Begin RECORDS SHOWN

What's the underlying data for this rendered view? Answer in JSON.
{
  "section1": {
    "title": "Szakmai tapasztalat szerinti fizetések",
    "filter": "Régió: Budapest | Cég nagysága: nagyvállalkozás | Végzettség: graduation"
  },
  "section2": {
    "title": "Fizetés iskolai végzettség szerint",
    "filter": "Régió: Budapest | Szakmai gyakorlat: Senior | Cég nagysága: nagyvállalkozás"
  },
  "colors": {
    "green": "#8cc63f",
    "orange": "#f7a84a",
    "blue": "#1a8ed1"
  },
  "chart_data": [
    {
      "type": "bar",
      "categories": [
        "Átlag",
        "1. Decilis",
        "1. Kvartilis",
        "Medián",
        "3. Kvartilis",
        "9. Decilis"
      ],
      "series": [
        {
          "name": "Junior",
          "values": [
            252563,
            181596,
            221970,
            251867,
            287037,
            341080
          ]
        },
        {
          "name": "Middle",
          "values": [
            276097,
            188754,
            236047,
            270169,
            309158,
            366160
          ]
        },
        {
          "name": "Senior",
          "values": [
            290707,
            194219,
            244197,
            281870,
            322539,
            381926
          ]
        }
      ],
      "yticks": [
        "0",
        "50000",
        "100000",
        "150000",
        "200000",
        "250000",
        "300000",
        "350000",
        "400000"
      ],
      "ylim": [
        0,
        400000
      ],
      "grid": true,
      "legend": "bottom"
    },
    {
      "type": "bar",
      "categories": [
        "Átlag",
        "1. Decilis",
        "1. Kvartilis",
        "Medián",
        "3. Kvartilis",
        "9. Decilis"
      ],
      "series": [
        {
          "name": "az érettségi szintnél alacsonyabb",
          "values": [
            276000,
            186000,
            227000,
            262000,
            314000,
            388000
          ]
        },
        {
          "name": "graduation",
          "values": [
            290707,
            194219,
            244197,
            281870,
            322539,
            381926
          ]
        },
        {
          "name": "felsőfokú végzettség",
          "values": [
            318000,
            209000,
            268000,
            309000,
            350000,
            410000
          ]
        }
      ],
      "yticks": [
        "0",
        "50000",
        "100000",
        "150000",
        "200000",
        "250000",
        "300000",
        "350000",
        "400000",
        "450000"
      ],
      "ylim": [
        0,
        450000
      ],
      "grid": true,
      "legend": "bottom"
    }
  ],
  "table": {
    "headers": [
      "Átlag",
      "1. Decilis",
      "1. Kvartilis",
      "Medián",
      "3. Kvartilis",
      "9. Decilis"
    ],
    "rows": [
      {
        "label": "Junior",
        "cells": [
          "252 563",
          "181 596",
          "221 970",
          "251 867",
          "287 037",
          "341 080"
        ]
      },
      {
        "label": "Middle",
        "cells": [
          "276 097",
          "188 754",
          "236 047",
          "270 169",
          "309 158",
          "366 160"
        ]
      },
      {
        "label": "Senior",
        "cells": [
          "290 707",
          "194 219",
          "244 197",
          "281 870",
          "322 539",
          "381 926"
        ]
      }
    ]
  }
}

End RECORDS SHOWN

#### [WHAT YOU WILL DO]
All of the entries above must be quoted exactly.

#### [FINAL RESULT]
What's the underlying data for this rendered view? Answer in JSON.
{
  "section1": {
    "title": "Szakmai tapasztalat szerinti fizetések",
    "filter": "Régió: Budapest | Cég nagysága: nagyvállalkozás | Végzettség: graduation"
  },
  "section2": {
    "title": "Fizetés iskolai végzettség szerint",
    "filter": "Régió: Budapest | Szakmai gyakorlat: Senior | Cég nagysága: nagyvállalkozás"
  },
  "colors": {
    "green": "#8cc63f",
    "orange": "#f7a84a",
    "blue": "#1a8ed1"
  },
  "chart_data": [
    {
      "type": "bar",
      "categories": [
        "Átlag",
        "1. Decilis",
        "1. Kvartilis",
        "Medián",
        "3. Kvartilis",
        "9. Decilis"
      ],
      "series": [
        {
          "name": "Junior",
          "values": [
            252563,
            181596,
            221970,
            251867,
            287037,
            341080
          ]
        },
        {
          "name": "Middle",
          "values": [
            276097,
            188754,
            236047,
            270169,
            309158,
            366160
          ]
        },
        {
          "name": "Senior",
          "values": [
            290707,
            194219,
            244197,
            281870,
            322539,
            381926
          ]
        }
      ],
      "yticks": [
        "0",
        "50000",
        "100000",
        "150000",
        "200000",
        "250000",
        "300000",
        "350000",
        "400000"
      ],
      "ylim": [
        0,
        400000
      ],
      "grid": true,
      "legend": "bottom"
    },
    {
      "type": "bar",
      "categories": [
        "Átlag",
        "1. Decilis",
        "1. Kvartilis",
        "Medián",
        "3. Kvartilis",
        "9. Decilis"
      ],
      "series": [
        {
          "name": "az érettségi szintnél alacsonyabb",
          "values": [
            276000,
            186000,
            227000,
            262000,
            314000,
            388000
          ]
        },
        {
          "name": "graduation",
          "values": [
            290707,
            194219,
            244197,
            281870,
            322539,
            381926
          ]
        },
        {
          "name": "felsőfokú végzettség",
          "values": [
            318000,
            209000,
            268000,
            309000,
            350000,
            410000
          ]
        }
      ],
      "yticks": [
        "0",
        "50000",
        "100000",
        "150000",
        "200000",
        "250000",
        "300000",
        "350000",
        "400000",
        "450000"
      ],
      "ylim": [
        0,
        450000
      ],
      "grid": true,
      "legend": "bottom"
    }
  ],
  "table": {
    "headers": [
      "Átlag",
      "1. Decilis",
      "1. Kvartilis",
      "Medián",
      "3. Kvartilis",
      "9. Decilis"
    ],
    "rows": [
      {
        "label": "Junior",
        "cells": [
          "252 563",
          "181 596",
          "221 970",
          "251 867",
          "287 037",
          "341 080"
        ]
      },
      {
        "label": "Middle",
        "cells": [
          "276 097",
          "188 754",
          "236 047",
          "270 169",
          "309 158",
          "366 160"
        ]
      },
      {
        "label": "Senior",
        "cells": [
          "290 707",
          "194 219",
          "244 197",
          "281 870",
          "322 539",
          "381 926"
        ]
      }
    ]
  }
}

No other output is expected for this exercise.